"""
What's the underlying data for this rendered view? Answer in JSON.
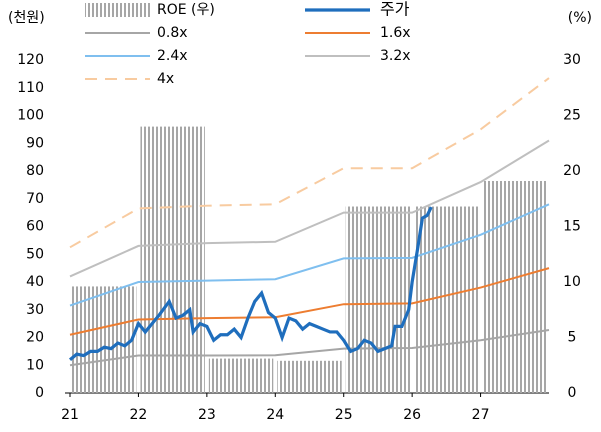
{
  "chart_data": {
    "type": "combo",
    "y_label": "(천원)",
    "y2_label": "(%)",
    "xlim": [
      21,
      28
    ],
    "xticks": [
      21,
      22,
      23,
      24,
      25,
      26,
      27
    ],
    "ylim": [
      0,
      120
    ],
    "yticks": [
      0,
      10,
      20,
      30,
      40,
      50,
      60,
      70,
      80,
      90,
      100,
      110,
      120
    ],
    "y2lim": [
      0,
      30
    ],
    "y2ticks": [
      0,
      5,
      10,
      15,
      20,
      25,
      30
    ],
    "series": [
      {
        "name": "ROE (우)",
        "type": "bar",
        "axis": "y2",
        "color": "#a6a6a6",
        "x": [
          21,
          22,
          23,
          24,
          25,
          26,
          27
        ],
        "values": [
          9.6,
          24,
          3.1,
          2.9,
          16.8,
          16.8,
          19.1
        ]
      },
      {
        "name": "주가",
        "type": "line",
        "color": "#1f6ebd",
        "x": [
          21,
          21.1,
          21.2,
          21.3,
          21.4,
          21.5,
          21.6,
          21.7,
          21.8,
          21.9,
          22,
          22.1,
          22.2,
          22.3,
          22.45,
          22.55,
          22.65,
          22.75,
          22.8,
          22.9,
          23,
          23.1,
          23.2,
          23.3,
          23.4,
          23.5,
          23.6,
          23.7,
          23.8,
          23.9,
          24,
          24.1,
          24.2,
          24.3,
          24.4,
          24.5,
          24.6,
          24.7,
          24.8,
          24.9,
          25,
          25.1,
          25.2,
          25.3,
          25.4,
          25.5,
          25.6,
          25.7,
          25.75,
          25.85,
          25.95,
          26,
          26.08,
          26.15,
          26.22,
          26.28
        ],
        "values": [
          12,
          14,
          13.5,
          15,
          15,
          16.5,
          16,
          18,
          17,
          19,
          25,
          22,
          25,
          28,
          33,
          27,
          28,
          30,
          22,
          25,
          24,
          19,
          21,
          21,
          23,
          20,
          27,
          33,
          36,
          29,
          27,
          20,
          27,
          26,
          23,
          25,
          24,
          23,
          22,
          22,
          19,
          15,
          16,
          19,
          18,
          15,
          16,
          17,
          24,
          24,
          30,
          40,
          52,
          63,
          64,
          67
        ]
      },
      {
        "name": "0.8x",
        "type": "line",
        "color": "#a6a6a6",
        "x": [
          21,
          22,
          23,
          24,
          25,
          26,
          27,
          28
        ],
        "values": [
          10,
          13.5,
          13.5,
          13.6,
          16,
          16.2,
          19,
          22.7
        ]
      },
      {
        "name": "1.6x",
        "type": "line",
        "color": "#ed7d31",
        "x": [
          21,
          22,
          23,
          24,
          25,
          26,
          27,
          28
        ],
        "values": [
          21,
          26.5,
          27,
          27.3,
          32,
          32.3,
          38,
          45
        ]
      },
      {
        "name": "2.4x",
        "type": "line",
        "color": "#7fbfef",
        "x": [
          21,
          22,
          23,
          24,
          25,
          26,
          27,
          28
        ],
        "values": [
          31.5,
          40,
          40.5,
          41,
          48.5,
          48.7,
          57,
          68
        ]
      },
      {
        "name": "3.2x",
        "type": "line",
        "color": "#bfbfbf",
        "x": [
          21,
          22,
          23,
          24,
          25,
          26,
          27,
          28
        ],
        "values": [
          42,
          53,
          54,
          54.5,
          65,
          65,
          76,
          91
        ]
      },
      {
        "name": "4x",
        "type": "line",
        "color": "#f8cba0",
        "dash": true,
        "x": [
          21,
          22,
          23,
          24,
          25,
          26,
          27,
          28
        ],
        "values": [
          52.5,
          66.5,
          67.5,
          68,
          81,
          81,
          95,
          113.5
        ]
      }
    ]
  }
}
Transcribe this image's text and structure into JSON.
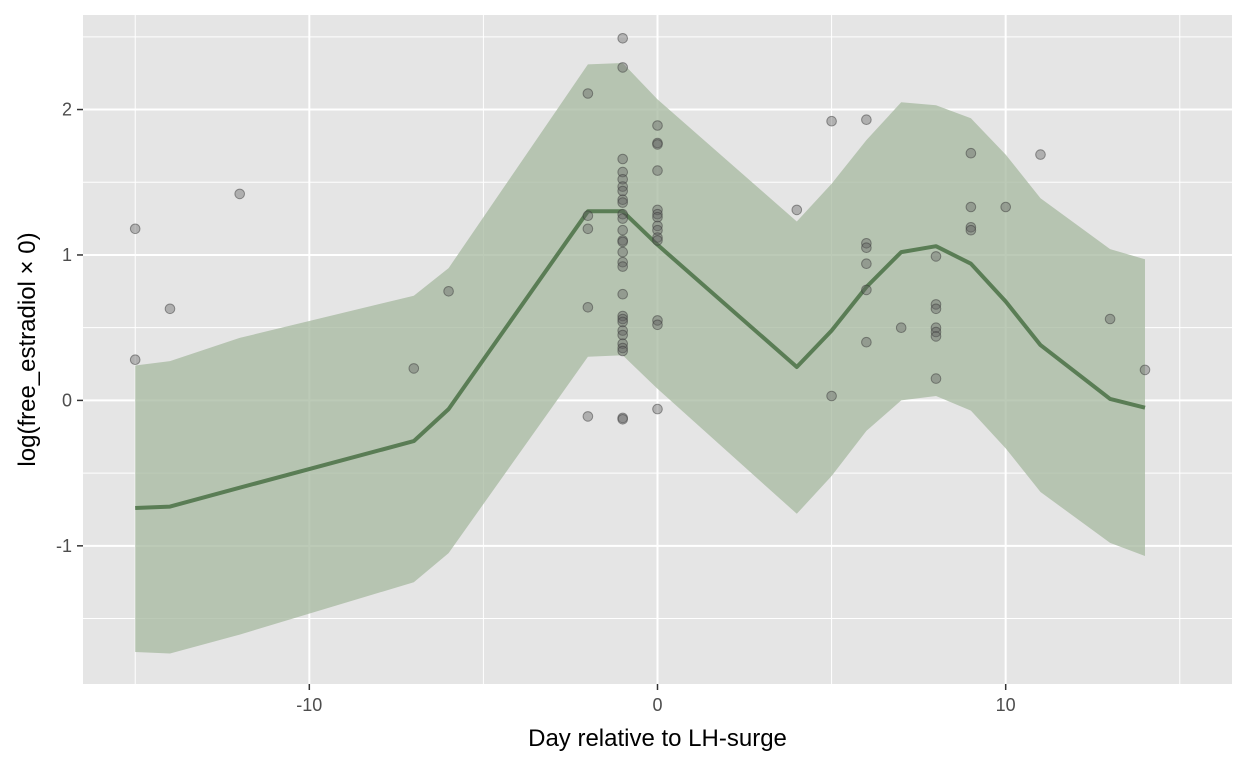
{
  "chart_data": {
    "type": "line",
    "title": "",
    "xlabel": "Day relative to LH-surge",
    "ylabel": "log(free_estradiol × 0)",
    "xlim": [
      -16.5,
      16.5
    ],
    "ylim": [
      -1.95,
      2.65
    ],
    "x_ticks": [
      -10,
      0,
      10
    ],
    "x_tick_labels": [
      "-10",
      "0",
      "10"
    ],
    "y_ticks": [
      -1,
      0,
      1,
      2
    ],
    "y_tick_labels": [
      "-1",
      "0",
      "1",
      "2"
    ],
    "grid": true,
    "colors": {
      "panel_background": "#e5e5e5",
      "grid_line": "#ffffff",
      "ribbon": "#a5b89f",
      "line": "#5a7d55",
      "points": "#5f5f5f"
    },
    "series": [
      {
        "type": "line",
        "x": [
          -15,
          -14,
          -12,
          -7,
          -6,
          -2,
          -1,
          0,
          4,
          5,
          6,
          7,
          8,
          9,
          10,
          11,
          13,
          14
        ],
        "y": [
          -0.74,
          -0.73,
          -0.6,
          -0.28,
          -0.06,
          1.3,
          1.3,
          1.07,
          0.23,
          0.48,
          0.78,
          1.02,
          1.06,
          0.94,
          0.68,
          0.38,
          0.01,
          -0.05
        ],
        "ymin": [
          -1.73,
          -1.74,
          -1.61,
          -1.25,
          -1.05,
          0.3,
          0.31,
          0.08,
          -0.78,
          -0.52,
          -0.21,
          0.0,
          0.03,
          -0.07,
          -0.33,
          -0.63,
          -0.98,
          -1.07
        ],
        "ymax": [
          0.24,
          0.27,
          0.43,
          0.72,
          0.91,
          2.31,
          2.32,
          2.07,
          1.23,
          1.49,
          1.79,
          2.05,
          2.03,
          1.94,
          1.69,
          1.39,
          1.04,
          0.97
        ]
      },
      {
        "type": "scatter",
        "points": [
          [
            -15,
            1.18
          ],
          [
            -15,
            0.28
          ],
          [
            -14,
            0.63
          ],
          [
            -12,
            1.42
          ],
          [
            -7,
            0.22
          ],
          [
            -6,
            0.75
          ],
          [
            -2,
            2.11
          ],
          [
            -2,
            1.27
          ],
          [
            -2,
            1.18
          ],
          [
            -2,
            0.64
          ],
          [
            -2,
            -0.11
          ],
          [
            -1,
            2.49
          ],
          [
            -1,
            2.29
          ],
          [
            -1,
            1.66
          ],
          [
            -1,
            1.57
          ],
          [
            -1,
            1.52
          ],
          [
            -1,
            1.47
          ],
          [
            -1,
            1.44
          ],
          [
            -1,
            1.38
          ],
          [
            -1,
            1.36
          ],
          [
            -1,
            1.28
          ],
          [
            -1,
            1.25
          ],
          [
            -1,
            1.17
          ],
          [
            -1,
            1.1
          ],
          [
            -1,
            1.09
          ],
          [
            -1,
            1.02
          ],
          [
            -1,
            0.95
          ],
          [
            -1,
            0.92
          ],
          [
            -1,
            0.73
          ],
          [
            -1,
            0.58
          ],
          [
            -1,
            0.56
          ],
          [
            -1,
            0.54
          ],
          [
            -1,
            0.48
          ],
          [
            -1,
            0.45
          ],
          [
            -1,
            0.39
          ],
          [
            -1,
            0.36
          ],
          [
            -1,
            0.34
          ],
          [
            -1,
            -0.12
          ],
          [
            -1,
            -0.13
          ],
          [
            0,
            1.89
          ],
          [
            0,
            1.77
          ],
          [
            0,
            1.76
          ],
          [
            0,
            1.58
          ],
          [
            0,
            1.31
          ],
          [
            0,
            1.28
          ],
          [
            0,
            1.26
          ],
          [
            0,
            1.2
          ],
          [
            0,
            1.17
          ],
          [
            0,
            1.12
          ],
          [
            0,
            1.1
          ],
          [
            0,
            0.55
          ],
          [
            0,
            0.52
          ],
          [
            0,
            -0.06
          ],
          [
            4,
            1.31
          ],
          [
            5,
            1.92
          ],
          [
            5,
            0.03
          ],
          [
            6,
            1.93
          ],
          [
            6,
            1.08
          ],
          [
            6,
            1.05
          ],
          [
            6,
            0.94
          ],
          [
            6,
            0.76
          ],
          [
            6,
            0.4
          ],
          [
            7,
            0.5
          ],
          [
            8,
            0.99
          ],
          [
            8,
            0.66
          ],
          [
            8,
            0.63
          ],
          [
            8,
            0.5
          ],
          [
            8,
            0.47
          ],
          [
            8,
            0.44
          ],
          [
            8,
            0.15
          ],
          [
            9,
            1.7
          ],
          [
            9,
            1.33
          ],
          [
            9,
            1.19
          ],
          [
            9,
            1.17
          ],
          [
            10,
            1.33
          ],
          [
            11,
            1.69
          ],
          [
            13,
            0.56
          ],
          [
            14,
            0.21
          ]
        ]
      }
    ]
  }
}
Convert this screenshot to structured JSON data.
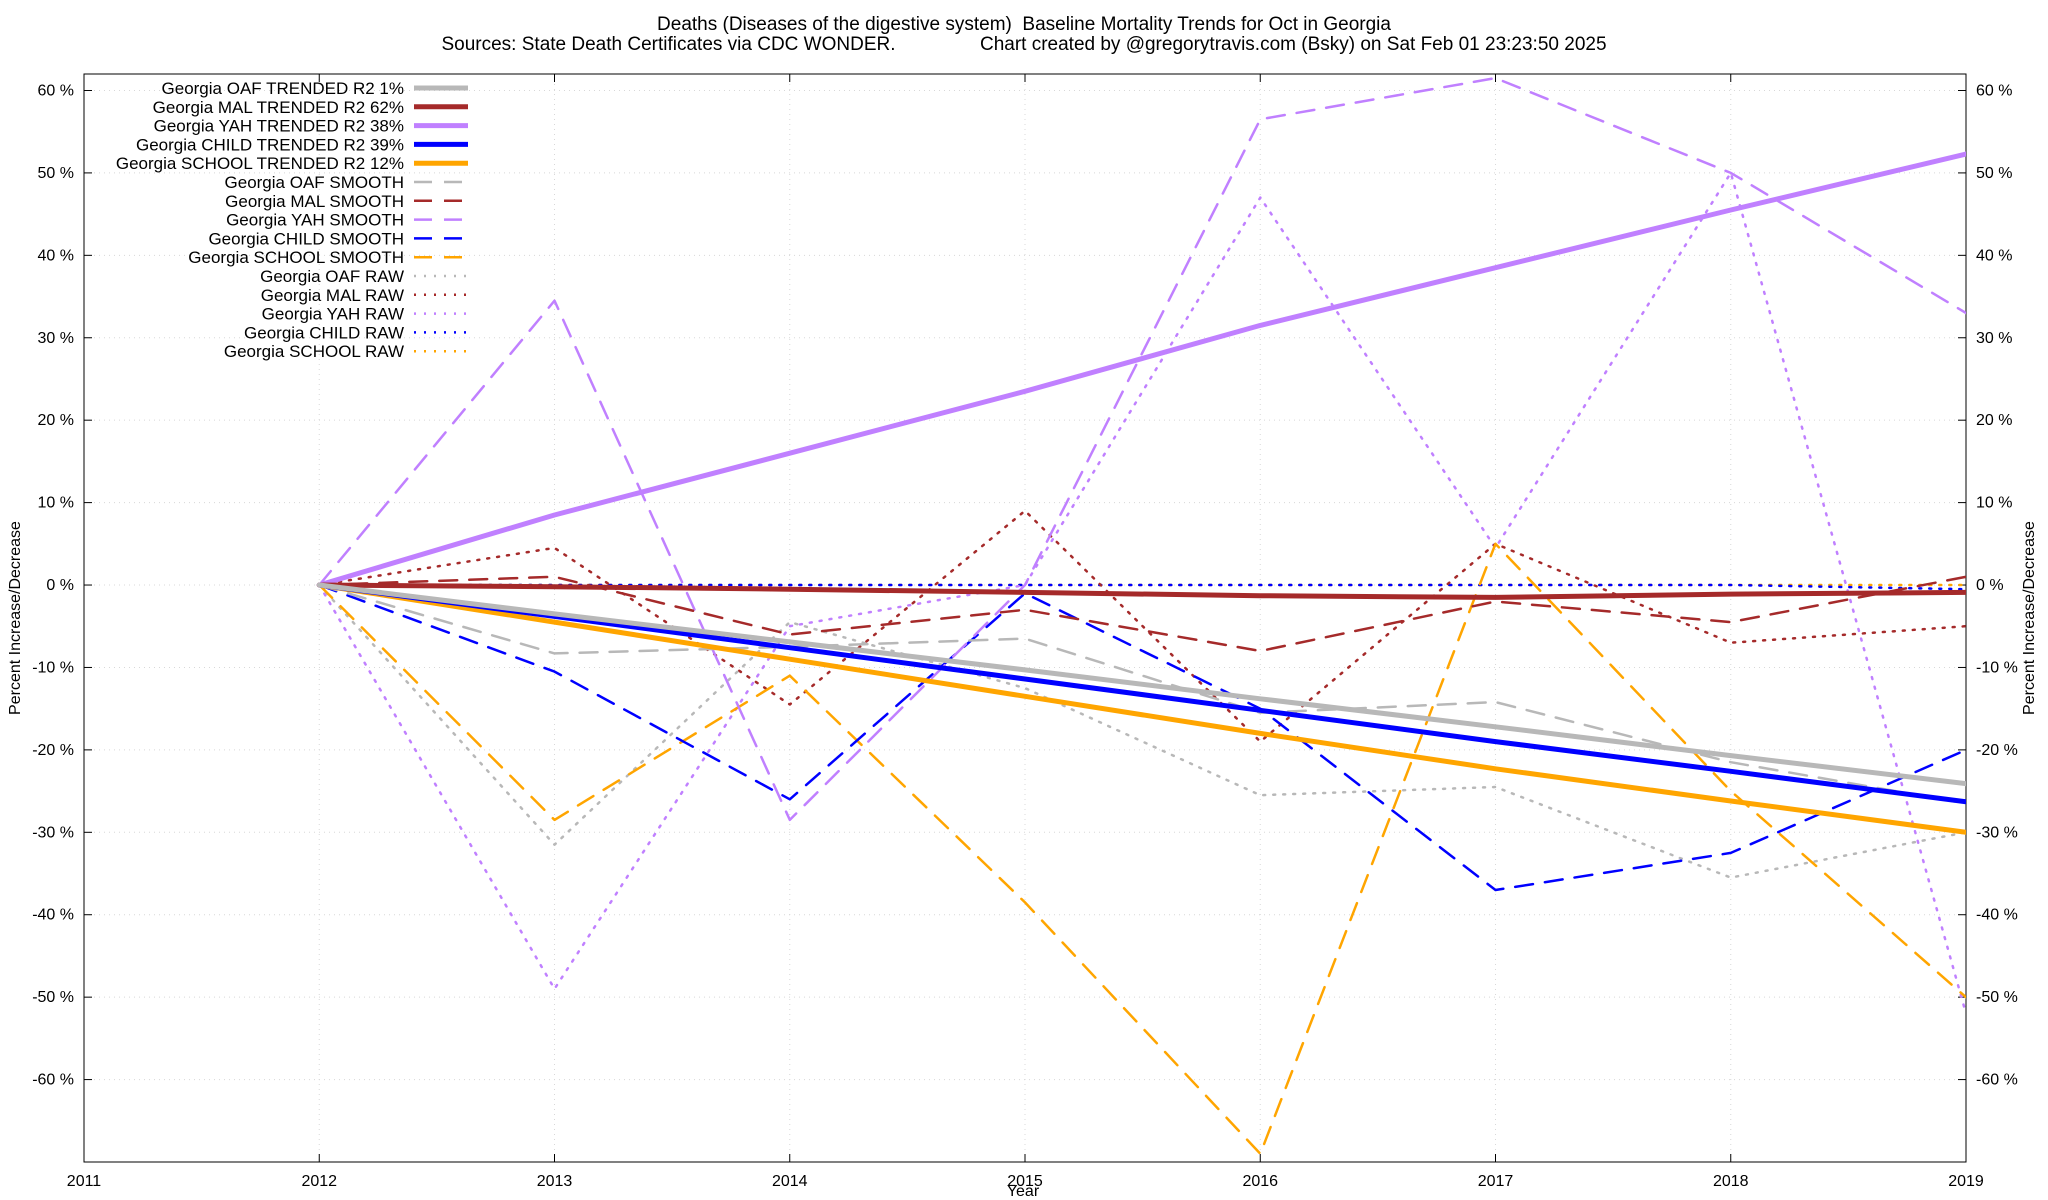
{
  "chart_data": {
    "type": "line",
    "title": "Deaths (Diseases of the digestive system)  Baseline Mortality Trends for Oct in Georgia",
    "subtitle": "Sources: State Death Certificates via CDC WONDER.                Chart created by @gregorytravis.com (Bsky) on Sat Feb 01 23:23:50 2025",
    "xlabel": "Year",
    "ylabel": "Percent Increase/Decrease",
    "ylabel_right": "Percent Increase/Decrease",
    "xlim": [
      2011,
      2019
    ],
    "ylim": [
      -70,
      62
    ],
    "x_ticks": [
      2011,
      2012,
      2013,
      2014,
      2015,
      2016,
      2017,
      2018,
      2019
    ],
    "y_ticks": [
      60,
      50,
      40,
      30,
      20,
      10,
      0,
      -10,
      -20,
      -30,
      -40,
      -50,
      -60
    ],
    "y_tick_labels": [
      "60 %",
      "50 %",
      "40 %",
      "30 %",
      "20 %",
      "10 %",
      "0 %",
      "-10 %",
      "-20 %",
      "-30 %",
      "-40 %",
      "-50 %",
      "-60 %"
    ],
    "x_tick_labels": [
      "2011",
      "2012",
      "2013",
      "2014",
      "2015",
      "2016",
      "2017",
      "2018",
      "2019"
    ],
    "grid": true,
    "legend_position": "top-left",
    "x": [
      2012,
      2013,
      2014,
      2015,
      2016,
      2017,
      2018,
      2019
    ],
    "series": [
      {
        "name": "Georgia OAF TRENDED R2   1%",
        "color": "#b8b8b8",
        "style": "solid",
        "width": 5,
        "values": [
          0,
          -3.5,
          -6.9,
          -10.3,
          -13.8,
          -17.2,
          -20.7,
          -24.1
        ]
      },
      {
        "name": "Georgia MAL TRENDED R2  62%",
        "color": "#a52a2a",
        "style": "solid",
        "width": 5,
        "values": [
          0,
          -0.2,
          -0.5,
          -0.9,
          -1.3,
          -1.5,
          -1.1,
          -0.9
        ]
      },
      {
        "name": "Georgia YAH TRENDED R2  38%",
        "color": "#c080ff",
        "style": "solid",
        "width": 5,
        "values": [
          0,
          8.5,
          16.0,
          23.5,
          31.5,
          38.5,
          45.5,
          52.3
        ]
      },
      {
        "name": "Georgia CHILD TRENDED R2  39%",
        "color": "#0000ff",
        "style": "solid",
        "width": 5,
        "values": [
          0,
          -3.8,
          -7.6,
          -11.4,
          -15.2,
          -19.0,
          -22.6,
          -26.3
        ]
      },
      {
        "name": "Georgia SCHOOL TRENDED R2  12%",
        "color": "#ffa500",
        "style": "solid",
        "width": 5,
        "values": [
          0,
          -4.5,
          -9.0,
          -13.5,
          -18.0,
          -22.3,
          -26.2,
          -30.0
        ]
      },
      {
        "name": "Georgia OAF SMOOTH",
        "color": "#b8b8b8",
        "style": "dashed",
        "width": 2.5,
        "values": [
          0,
          -8.3,
          -7.5,
          -6.5,
          -15.5,
          -14.2,
          -21.5,
          -26.5
        ]
      },
      {
        "name": "Georgia MAL SMOOTH",
        "color": "#a52a2a",
        "style": "dashed",
        "width": 2.5,
        "values": [
          0,
          1.0,
          -6.0,
          -3.0,
          -8.0,
          -2.0,
          -4.5,
          1.0
        ]
      },
      {
        "name": "Georgia YAH SMOOTH",
        "color": "#c080ff",
        "style": "dashed",
        "width": 2.5,
        "values": [
          0,
          34.5,
          -28.5,
          0.0,
          56.5,
          61.5,
          50.0,
          33.0
        ]
      },
      {
        "name": "Georgia CHILD SMOOTH",
        "color": "#0000ff",
        "style": "dashed",
        "width": 2.5,
        "values": [
          0,
          -10.5,
          -26.0,
          -1.0,
          -15.0,
          -37.0,
          -32.5,
          -20.0
        ]
      },
      {
        "name": "Georgia SCHOOL SMOOTH",
        "color": "#ffa500",
        "style": "dashed",
        "width": 2.5,
        "values": [
          0,
          -28.5,
          -11.0,
          -38.5,
          -69.0,
          5.0,
          -25.0,
          -50.0
        ]
      },
      {
        "name": "Georgia OAF RAW",
        "color": "#b8b8b8",
        "style": "dotted",
        "width": 2.5,
        "values": [
          0,
          -31.5,
          -4.5,
          -12.5,
          -25.5,
          -24.5,
          -35.5,
          -30.0
        ]
      },
      {
        "name": "Georgia MAL RAW",
        "color": "#a52a2a",
        "style": "dotted",
        "width": 2.5,
        "values": [
          0,
          4.5,
          -14.5,
          9.0,
          -19.0,
          5.0,
          -7.0,
          -5.0
        ]
      },
      {
        "name": "Georgia YAH RAW",
        "color": "#c080ff",
        "style": "dotted",
        "width": 2.5,
        "values": [
          0,
          -49.0,
          -5.0,
          0.0,
          47.0,
          4.5,
          50.0,
          -52.0
        ]
      },
      {
        "name": "Georgia CHILD RAW",
        "color": "#0000ff",
        "style": "dotted",
        "width": 2.5,
        "values": [
          0,
          0.0,
          0.0,
          0.0,
          0.0,
          0.0,
          0.0,
          -0.5
        ]
      },
      {
        "name": "Georgia SCHOOL RAW",
        "color": "#ffa500",
        "style": "dotted",
        "width": 2.5,
        "values": [
          0,
          0.0,
          0.0,
          0.0,
          0.0,
          0.0,
          0.0,
          0.0
        ]
      }
    ]
  }
}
"""
__Required work__
Locate the word "Decrease" in the records above, and return each line that has it.

__Solution below__
    "ylabel": "Percent Increase/Decrease",
    "ylabel_right": "Percent Increase/Decrease",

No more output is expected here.